## Exercise brief
Every record should be repeated exactly, except that pictures are left out.

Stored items

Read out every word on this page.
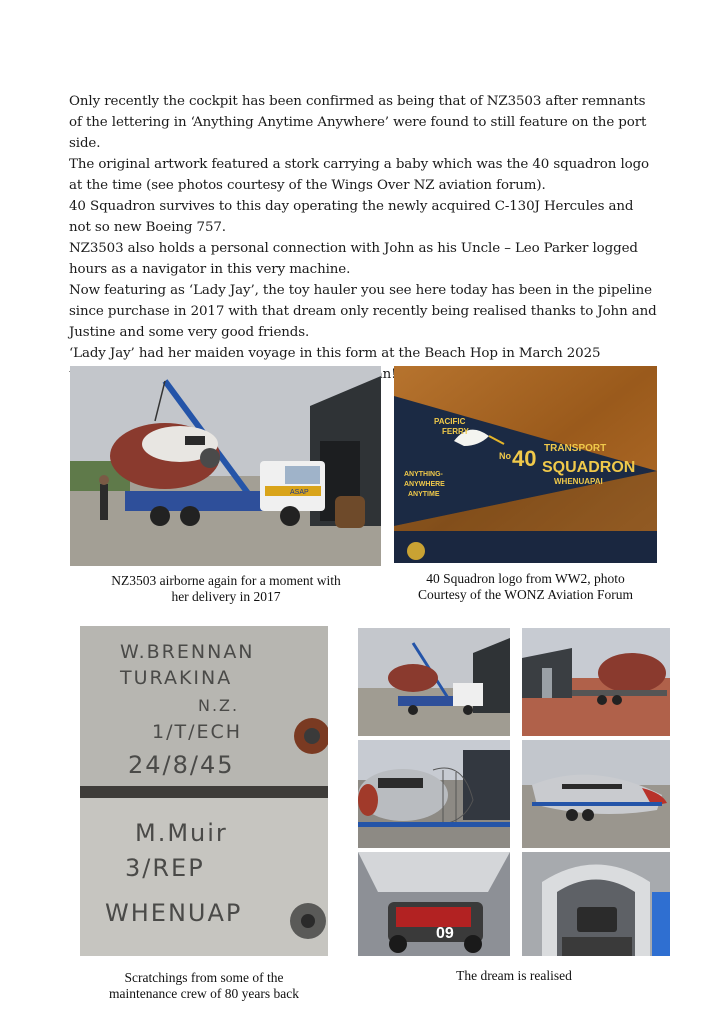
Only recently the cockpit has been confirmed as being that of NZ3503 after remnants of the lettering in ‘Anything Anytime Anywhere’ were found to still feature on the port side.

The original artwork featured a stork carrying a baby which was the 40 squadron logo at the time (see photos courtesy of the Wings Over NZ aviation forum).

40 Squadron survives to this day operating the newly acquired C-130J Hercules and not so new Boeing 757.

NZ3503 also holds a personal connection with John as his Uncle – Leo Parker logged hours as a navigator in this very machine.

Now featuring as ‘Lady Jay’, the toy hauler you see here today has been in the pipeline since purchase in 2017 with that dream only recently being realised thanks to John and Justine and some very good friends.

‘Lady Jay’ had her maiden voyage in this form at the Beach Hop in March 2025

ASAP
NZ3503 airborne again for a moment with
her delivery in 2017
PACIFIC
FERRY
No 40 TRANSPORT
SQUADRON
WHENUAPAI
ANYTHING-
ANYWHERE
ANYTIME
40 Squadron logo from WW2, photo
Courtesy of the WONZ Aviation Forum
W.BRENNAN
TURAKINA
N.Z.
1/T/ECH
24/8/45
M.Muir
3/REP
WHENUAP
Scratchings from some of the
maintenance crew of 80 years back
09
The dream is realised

## Output of the task
Read out every word on this page.
Only recently the cockpit has been confirmed as being that of NZ3503 after remnants of the lettering in ‘Anything Anytime Anywhere’ were found to still feature on the port side.

The original artwork featured a stork carrying a baby which was the 40 squadron logo at the time (see photos courtesy of the Wings Over NZ aviation forum).

40 Squadron survives to this day operating the newly acquired C-130J Hercules and not so new Boeing 757.

NZ3503 also holds a personal connection with John as his Uncle – Leo Parker logged hours as a navigator in this very machine.

Now featuring as ‘Lady Jay’, the toy hauler you see here today has been in the pipeline since purchase in 2017 with that dream only recently being realised thanks to John and Justine and some very good friends.

‘Lady Jay’ had her maiden voyage in this form at the Beach Hop in March 2025

ASAP
NZ3503 airborne again for a moment with
her delivery in 2017
PACIFIC
FERRY
No 40 TRANSPORT
SQUADRON
WHENUAPAI
ANYTHING-
ANYWHERE
ANYTIME
40 Squadron logo from WW2, photo
Courtesy of the WONZ Aviation Forum
W.BRENNAN
TURAKINA
N.Z.
1/T/ECH
24/8/45
M.Muir
3/REP
WHENUAP
Scratchings from some of the
maintenance crew of 80 years back
09
The dream is realised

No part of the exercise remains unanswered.